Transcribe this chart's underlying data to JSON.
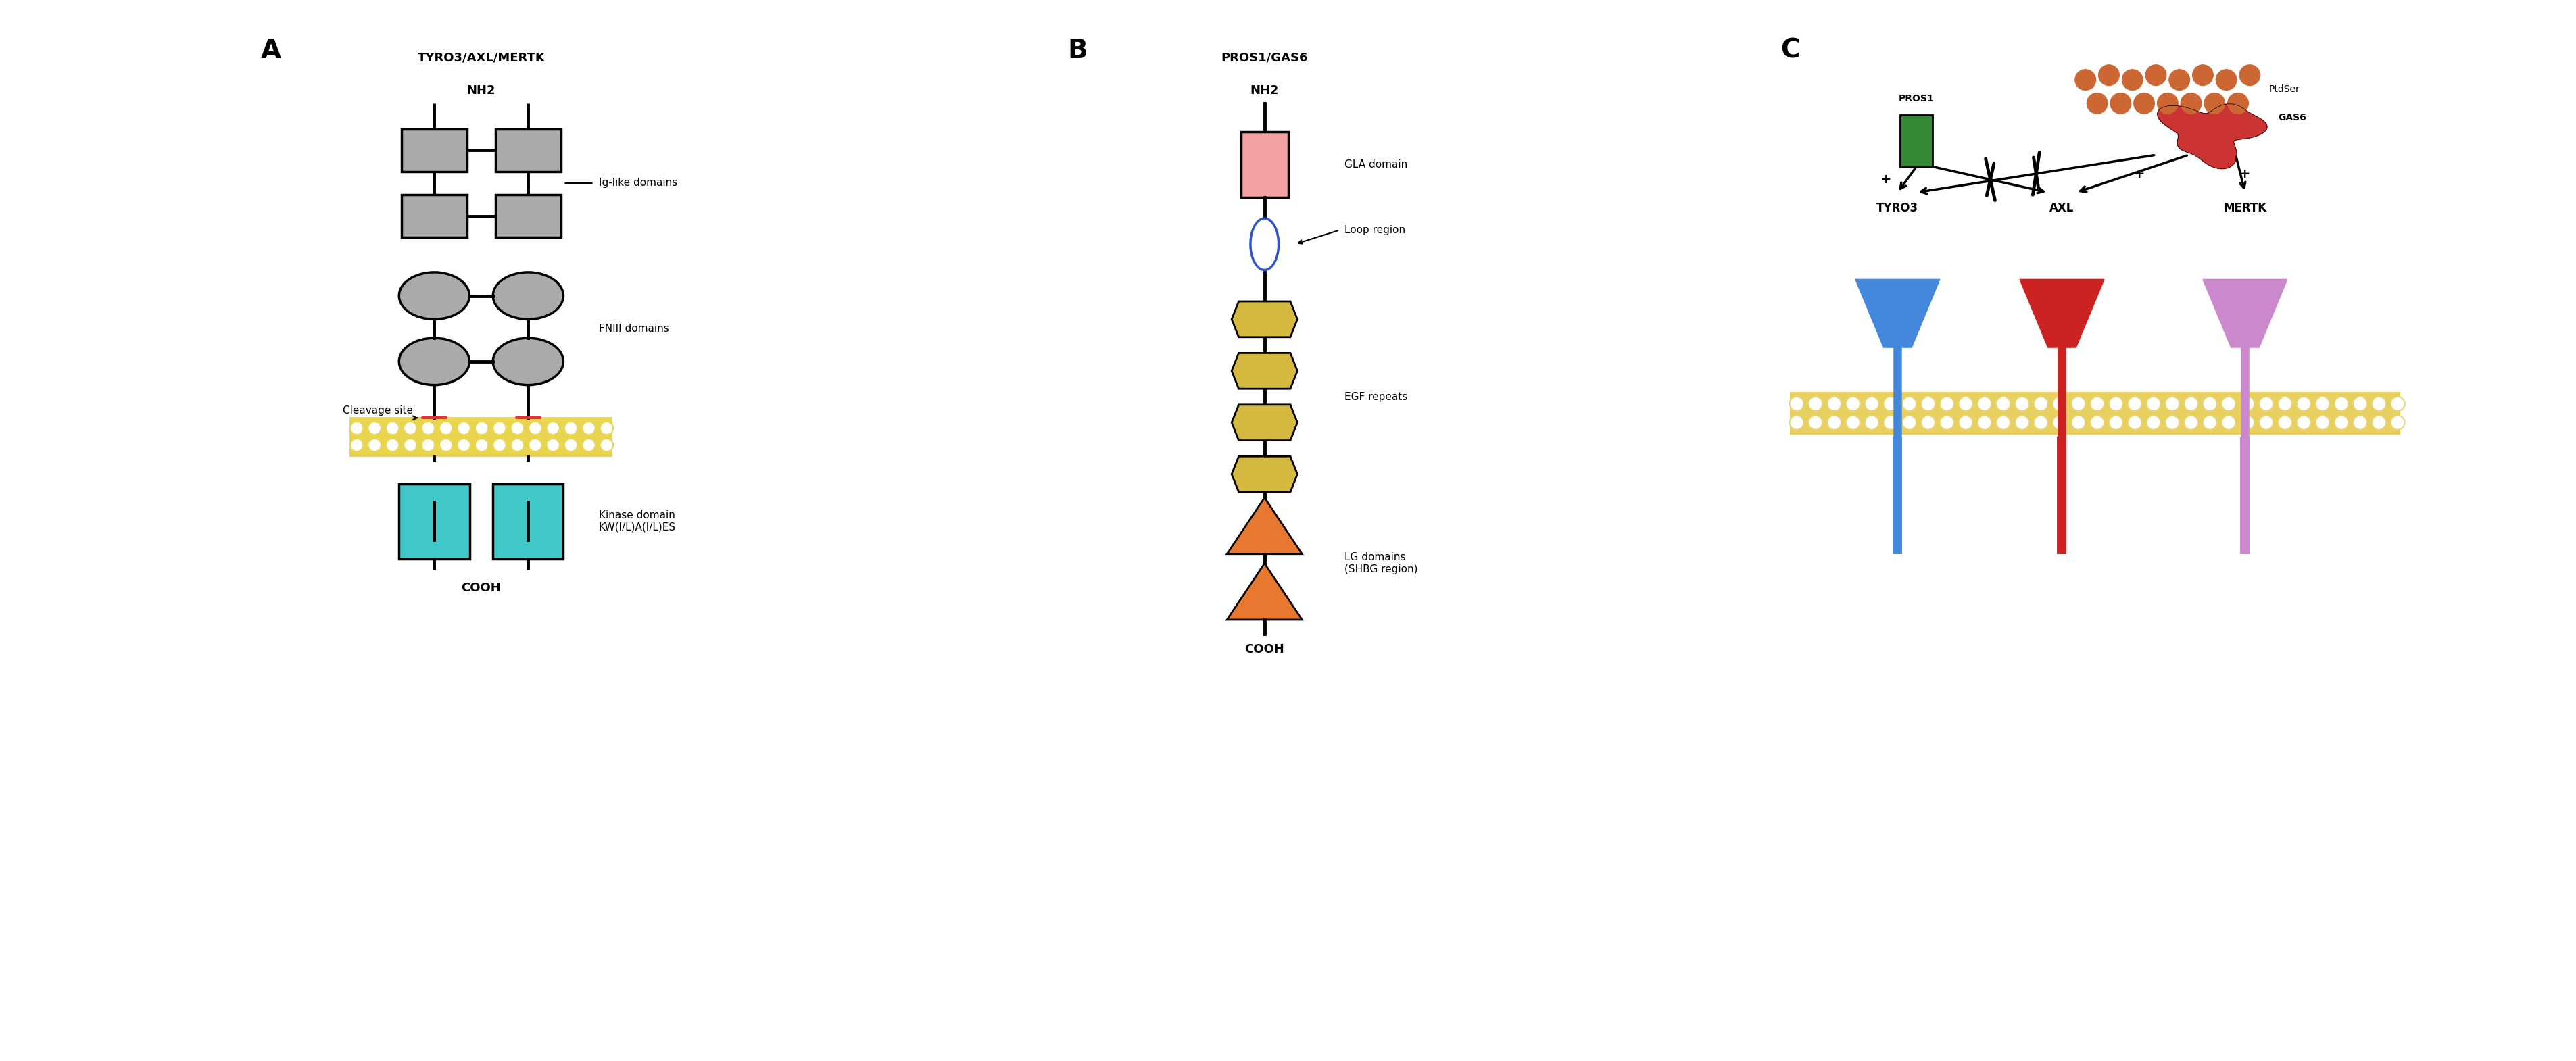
{
  "panel_A": {
    "label": "A",
    "title1": "TYRO3/AXL/MERTK",
    "title2": "NH2",
    "footer": "COOH",
    "ig_label": "Ig-like domains",
    "fn_label": "FNIII domains",
    "cleavage_label": "Cleavage site",
    "kinase_label": "Kinase domain\nKW(I/L)A(I/L)ES",
    "gray": "#aaaaaa",
    "teal": "#40c8c8",
    "yellow": "#e8d44d",
    "red": "#e83030",
    "membrane_color": "#e8d44d"
  },
  "panel_B": {
    "label": "B",
    "title1": "PROS1/GAS6",
    "title2": "NH2",
    "footer": "COOH",
    "gla_label": "GLA domain",
    "loop_label": "Loop region",
    "egf_label": "EGF repeats",
    "lg_label": "LG domains\n(SHBG region)",
    "pink": "#f4a0a0",
    "blue_loop": "#3355cc",
    "yellow_egf": "#d4b840",
    "orange_lg": "#e87830"
  },
  "panel_C": {
    "label": "C",
    "ptdser_label": "PtdSer",
    "pros1_label": "PROS1",
    "gas6_label": "GAS6",
    "tyro3_label": "TYRO3",
    "axl_label": "AXL",
    "mertk_label": "MERTK",
    "pros1_color": "#338833",
    "gas6_color": "#cc3333",
    "tyro3_color": "#4488dd",
    "axl_color": "#cc2222",
    "mertk_color": "#cc88cc",
    "ptdser_color": "#cc6633",
    "membrane_color": "#e8d060"
  },
  "bg_color": "#ffffff"
}
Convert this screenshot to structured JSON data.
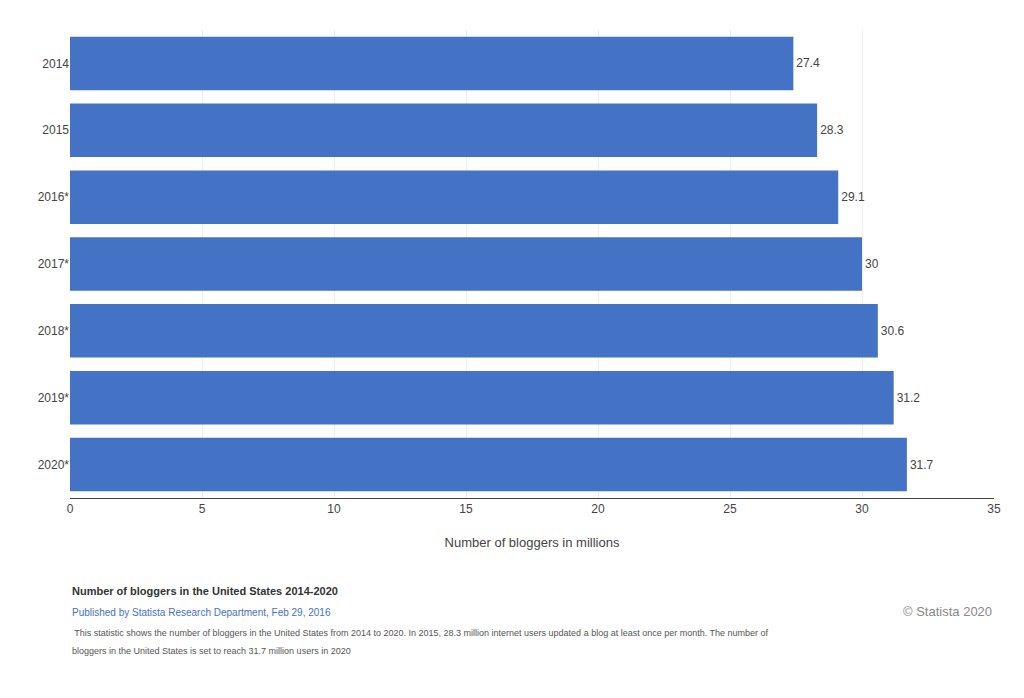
{
  "chart_data": {
    "type": "bar",
    "orientation": "horizontal",
    "categories": [
      "2014",
      "2015",
      "2016*",
      "2017*",
      "2018*",
      "2019*",
      "2020*"
    ],
    "values": [
      27.4,
      28.3,
      29.1,
      30.0,
      30.6,
      31.2,
      31.7
    ],
    "color": "#4472C4",
    "data_labels": true,
    "xlabel": "Number of bloggers in millions",
    "xlim": [
      0,
      35
    ],
    "xticks": [
      0,
      5,
      10,
      15,
      20,
      25,
      30,
      35
    ],
    "grid": true,
    "annotations": [
      "Number of bloggers in the United States 2014-2020",
      "Published by Statista Research Department, Feb 29, 2016",
      " This statistic shows the number of bloggers in the United States from 2014 to 2020. In 2015, 28.3 million internet users updated a blog at least once per month. The number of",
      "bloggers in the United States is set to reach 31.7 million users in 2020",
      "© Statista 2020"
    ]
  }
}
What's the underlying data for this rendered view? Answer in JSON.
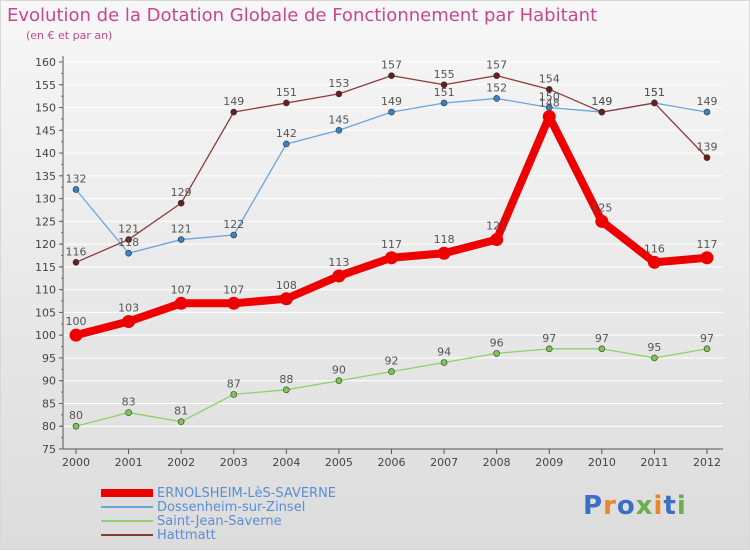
{
  "title": "Evolution de la Dotation Globale de Fonctionnement par Habitant",
  "subtitle": "(en € et par an)",
  "logo": {
    "text": "Proxiti",
    "letter_colors": [
      "#3a6fc4",
      "#e8862a",
      "#3a6fc4",
      "#6ab04c",
      "#e8862a",
      "#3a6fc4",
      "#6ab04c"
    ]
  },
  "chart_data": {
    "type": "line",
    "x": [
      "2000",
      "2001",
      "2002",
      "2003",
      "2004",
      "2005",
      "2006",
      "2007",
      "2008",
      "2009",
      "2010",
      "2011",
      "2012"
    ],
    "ylim": [
      75,
      160
    ],
    "yticks": [
      75,
      80,
      85,
      90,
      95,
      100,
      105,
      110,
      115,
      120,
      125,
      130,
      135,
      140,
      145,
      150,
      155,
      160
    ],
    "grid": "horizontal",
    "series": [
      {
        "name": "Saint-Jean-Saverne",
        "color": "#8fd16a",
        "dot": "#7cc84e",
        "width": 1.3,
        "r": 3,
        "labels": true,
        "values": [
          80,
          83,
          81,
          87,
          88,
          90,
          92,
          94,
          96,
          97,
          97,
          95,
          97
        ]
      },
      {
        "name": "Dossenheim-sur-Zinsel",
        "color": "#6aa6dc",
        "dot": "#3b82c4",
        "width": 1.3,
        "r": 3,
        "labels": true,
        "values": [
          132,
          118,
          121,
          122,
          142,
          145,
          149,
          151,
          152,
          150,
          149,
          151,
          149
        ]
      },
      {
        "name": "Hattmatt",
        "color": "#8b3a3a",
        "dot": "#6b1d1d",
        "width": 1.3,
        "r": 3,
        "labels": true,
        "values": [
          116,
          121,
          129,
          149,
          151,
          153,
          157,
          155,
          157,
          154,
          149,
          151,
          139
        ]
      },
      {
        "name": "ERNOLSHEIM-LèS-SAVERNE",
        "color": "#ee0000",
        "dot": "#ee0000",
        "width": 8,
        "r": 6.5,
        "labels": true,
        "values": [
          100,
          103,
          107,
          107,
          108,
          113,
          117,
          118,
          121,
          148,
          125,
          116,
          117
        ]
      }
    ],
    "legend": [
      "ERNOLSHEIM-LèS-SAVERNE",
      "Dossenheim-sur-Zinsel",
      "Saint-Jean-Saverne",
      "Hattmatt"
    ]
  }
}
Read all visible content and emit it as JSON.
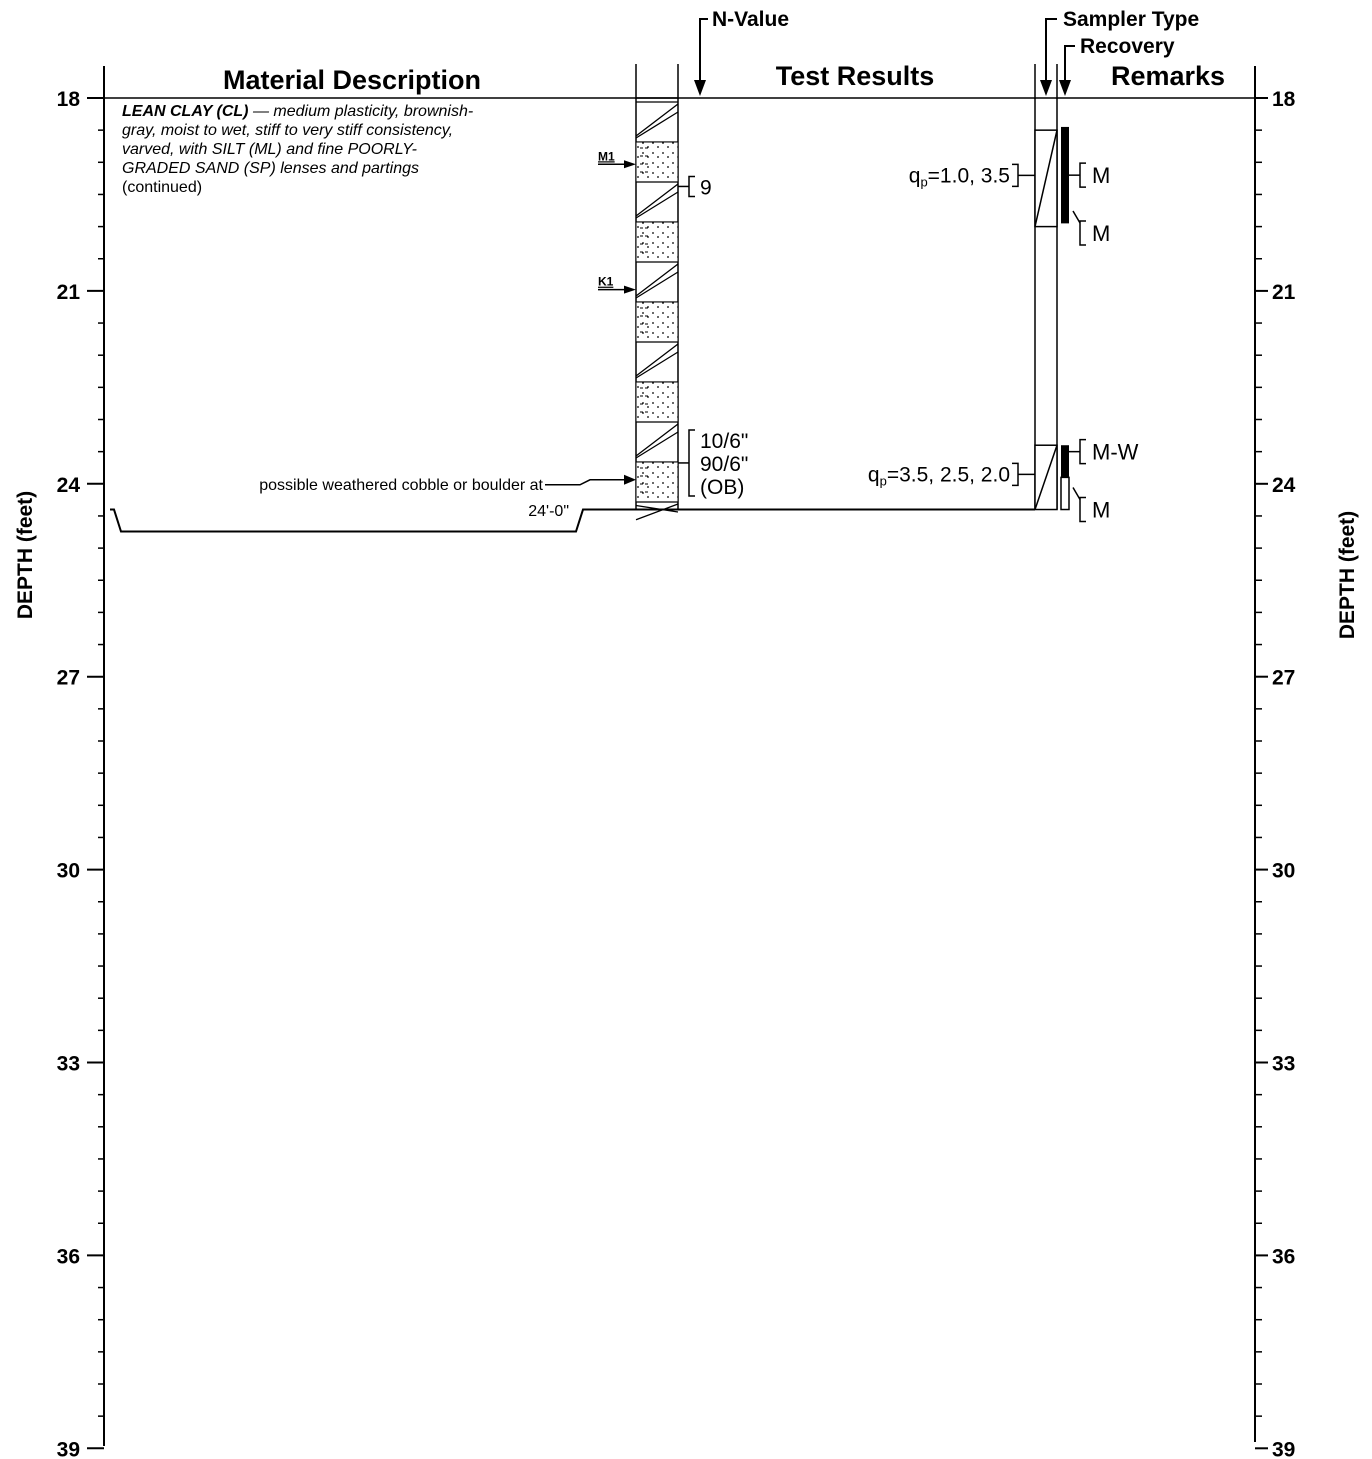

· · · ·

STATED EXERCISE.
None of the pictures should appear; repeat the records exactly otherwise.

FINAL RESULT.
Transcribe this chart's underlying data to JSON.
{
  "panel_A": {
    "label": "A",
    "title1": "TYRO3/AXL/MERTK",
    "title2": "NH2",
    "footer": "COOH",
    "ig_label": "Ig-like domains",
    "fn_label": "FNIII domains",
    "cleavage_label": "Cleavage site",
    "kinase_label": "Kinase domain\nKW(I/L)A(I/L)ES",
    "gray": "#aaaaaa",
    "teal": "#40c8c8",
    "yellow": "#e8d44d",
    "red": "#e83030",
    "membrane_color": "#e8d44d"
  },
  "panel_B": {
    "label": "B",
    "title1": "PROS1/GAS6",
    "title2": "NH2",
    "footer": "COOH",
    "gla_label": "GLA domain",
    "loop_label": "Loop region",
    "egf_label": "EGF repeats",
    "lg_label": "LG domains\n(SHBG region)",
    "pink": "#f4a0a0",
    "blue_loop": "#3355cc",
    "yellow_egf": "#d4b840",
    "orange_lg": "#e87830"
  },
  "panel_C": {
    "label": "C",
    "ptdser_label": "PtdSer",
    "pros1_label": "PROS1",
    "gas6_label": "GAS6",
    "tyro3_label": "TYRO3",
    "axl_label": "AXL",
    "mertk_label": "MERTK",
    "pros1_color": "#338833",
    "gas6_color": "#cc3333",
    "tyro3_color": "#4488dd",
    "axl_color": "#cc2222",
    "mertk_color": "#cc88cc",
    "ptdser_color": "#cc6633",
    "membrane_color": "#e8d060"
  },
  "bg_color": "#ffffff"
}
Convert this screenshot to structured JSON data.
{
  "chart_data": {
    "type": "bar",
    "orientation": "horizontal",
    "categories": [
      "2014",
      "2015",
      "2016*",
      "2017*",
      "2018*",
      "2019*",
      "2020*"
    ],
    "values": [
      27.4,
      28.3,
      29.1,
      30.0,
      30.6,
      31.2,
      31.7
    ],
    "color": "#4472C4",
    "data_labels": true,
    "xlabel": "Number of bloggers in millions",
    "xlim": [
      0,
      35
    ],
    "xticks": [
      0,
      5,
      10,
      15,
      20,
      25,
      30,
      35
    ],
    "grid": true,
    "annotations": [
      "Number of bloggers in the United States 2014-2020",
      "Published by Statista Research Department, Feb 29, 2016",
      " This statistic shows the number of bloggers in the United States from 2014 to 2020. In 2015, 28.3 million internet users updated a blog at least once per month. The number of",
      "bloggers in the United States is set to reach 31.7 million users in 2020",
      "© Statista 2020"
    ]
  }
}
What's the underlying data for this rendered view? Answer in JSON.
{
  "title": "Evolution de la Dotation Globale de Fonctionnement par Habitant",
  "subtitle": "(en € et par an)",
  "logo": {
    "text": "Proxiti",
    "letter_colors": [
      "#3a6fc4",
      "#e8862a",
      "#3a6fc4",
      "#6ab04c",
      "#e8862a",
      "#3a6fc4",
      "#6ab04c"
    ]
  },
  "chart_data": {
    "type": "line",
    "x": [
      "2000",
      "2001",
      "2002",
      "2003",
      "2004",
      "2005",
      "2006",
      "2007",
      "2008",
      "2009",
      "2010",
      "2011",
      "2012"
    ],
    "ylim": [
      75,
      160
    ],
    "yticks": [
      75,
      80,
      85,
      90,
      95,
      100,
      105,
      110,
      115,
      120,
      125,
      130,
      135,
      140,
      145,
      150,
      155,
      160
    ],
    "grid": "horizontal",
    "series": [
      {
        "name": "Saint-Jean-Saverne",
        "color": "#8fd16a",
        "dot": "#7cc84e",
        "width": 1.3,
        "r": 3,
        "labels": true,
        "values": [
          80,
          83,
          81,
          87,
          88,
          90,
          92,
          94,
          96,
          97,
          97,
          95,
          97
        ]
      },
      {
        "name": "Dossenheim-sur-Zinsel",
        "color": "#6aa6dc",
        "dot": "#3b82c4",
        "width": 1.3,
        "r": 3,
        "labels": true,
        "values": [
          132,
          118,
          121,
          122,
          142,
          145,
          149,
          151,
          152,
          150,
          149,
          151,
          149
        ]
      },
      {
        "name": "Hattmatt",
        "color": "#8b3a3a",
        "dot": "#6b1d1d",
        "width": 1.3,
        "r": 3,
        "labels": true,
        "values": [
          116,
          121,
          129,
          149,
          151,
          153,
          157,
          155,
          157,
          154,
          149,
          151,
          139
        ]
      },
      {
        "name": "ERNOLSHEIM-LèS-SAVERNE",
        "color": "#ee0000",
        "dot": "#ee0000",
        "width": 8,
        "r": 6.5,
        "labels": true,
        "values": [
          100,
          103,
          107,
          107,
          108,
          113,
          117,
          118,
          121,
          148,
          125,
          116,
          117
        ]
      }
    ],
    "legend": [
      "ERNOLSHEIM-LèS-SAVERNE",
      "Dossenheim-sur-Zinsel",
      "Saint-Jean-Saverne",
      "Hattmatt"
    ]
  }
}
Read all visible content and emit it as JSON.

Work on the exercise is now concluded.